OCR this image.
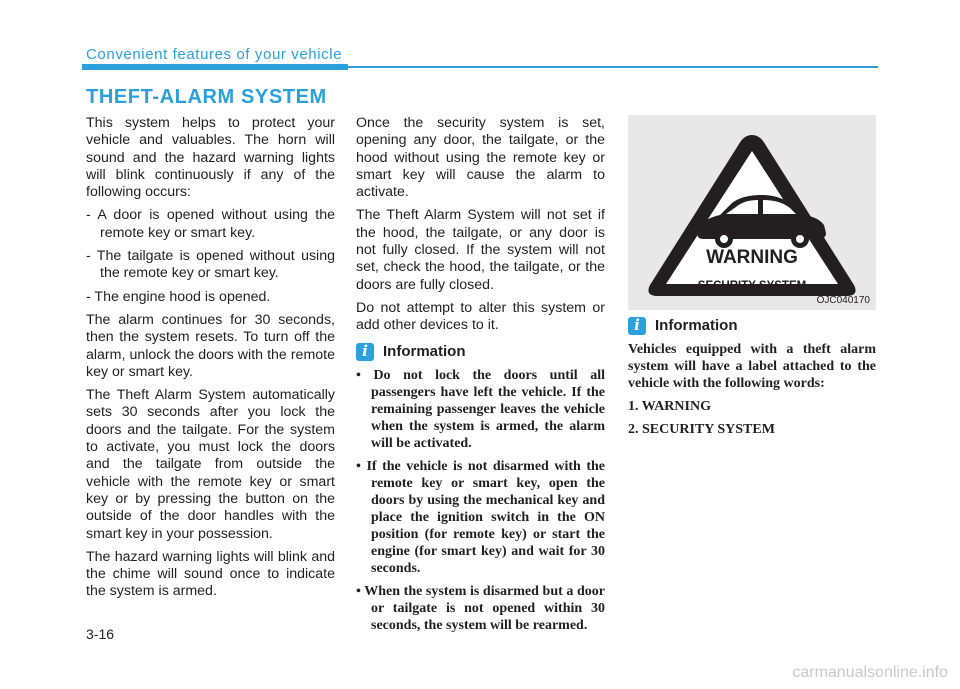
Convenient features of your vehicle
THEFT-ALARM SYSTEM

This system helps to protect your vehicle and valuables. The horn will sound and the hazard warning lights will blink continuously if any of the following occurs:

- A door is opened without using the remote key or smart key.
- The tailgate is opened without using the remote key or smart key.
- The engine hood is opened.

The alarm continues for 30 seconds, then the system resets. To turn off the alarm, unlock the doors with the remote key or smart key.

The Theft Alarm System automatically sets 30 seconds after you lock the doors and the tailgate. For the system to activate, you must lock the doors and the tailgate from outside the vehicle with the remote key or smart key or by pressing the button on the outside of the door handles with the smart key in your possession.

The hazard warning lights will blink and the chime will sound once to indicate the system is armed.

Once the security system is set, opening any door, the tailgate, or the hood without using the remote key or smart key will cause the alarm to activate.

The Theft Alarm System will not set if the hood, the tailgate, or any door is not fully closed. If the system will not set, check the hood, the tailgate, or the doors are fully closed.

Do not attempt to alter this system or add other devices to it.

i	Information
• Do not lock the doors until all passengers have left the vehicle. If the remaining passenger leaves the vehicle when the system is armed, the alarm will be activated.
• If the vehicle is not disarmed with the remote key or smart key, open the doors by using the mechanical key and place the ignition switch in the ON position (for remote key) or start the engine (for smart key) and wait for 30 seconds.
• When the system is disarmed but a door or tailgate is not opened within 30 seconds, the system will be rearmed.
WARNING
SECURITY SYSTEM
OJC040170
i	Information

Vehicles equipped with a theft alarm system will have a label attached to the vehicle with the following words:

1. WARNING

2. SECURITY SYSTEM

3-16
carmanualsonline.info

---

### What to work on:
Output all of the records exactly as they appear above, but not the pictures.

### In response:
OCR this image.
Convenient features of your vehicle
THEFT-ALARM SYSTEM

This system helps to protect your vehicle and valuables. The horn will sound and the hazard warning lights will blink continuously if any of the following occurs:

- A door is opened without using the remote key or smart key.
- The tailgate is opened without using the remote key or smart key.
- The engine hood is opened.

The alarm continues for 30 seconds, then the system resets. To turn off the alarm, unlock the doors with the remote key or smart key.

The Theft Alarm System automatically sets 30 seconds after you lock the doors and the tailgate. For the system to activate, you must lock the doors and the tailgate from outside the vehicle with the remote key or smart key or by pressing the button on the outside of the door handles with the smart key in your possession.

The hazard warning lights will blink and the chime will sound once to indicate the system is armed.

Once the security system is set, opening any door, the tailgate, or the hood without using the remote key or smart key will cause the alarm to activate.

The Theft Alarm System will not set if the hood, the tailgate, or any door is not fully closed. If the system will not set, check the hood, the tailgate, or the doors are fully closed.

Do not attempt to alter this system or add other devices to it.

i	Information
• Do not lock the doors until all passengers have left the vehicle. If the remaining passenger leaves the vehicle when the system is armed, the alarm will be activated.
• If the vehicle is not disarmed with the remote key or smart key, open the doors by using the mechanical key and place the ignition switch in the ON position (for remote key) or start the engine (for smart key) and wait for 30 seconds.
• When the system is disarmed but a door or tailgate is not opened within 30 seconds, the system will be rearmed.
WARNING
SECURITY SYSTEM
OJC040170
i	Information

Vehicles equipped with a theft alarm system will have a label attached to the vehicle with the following words:

1. WARNING

2. SECURITY SYSTEM

3-16
carmanualsonline.info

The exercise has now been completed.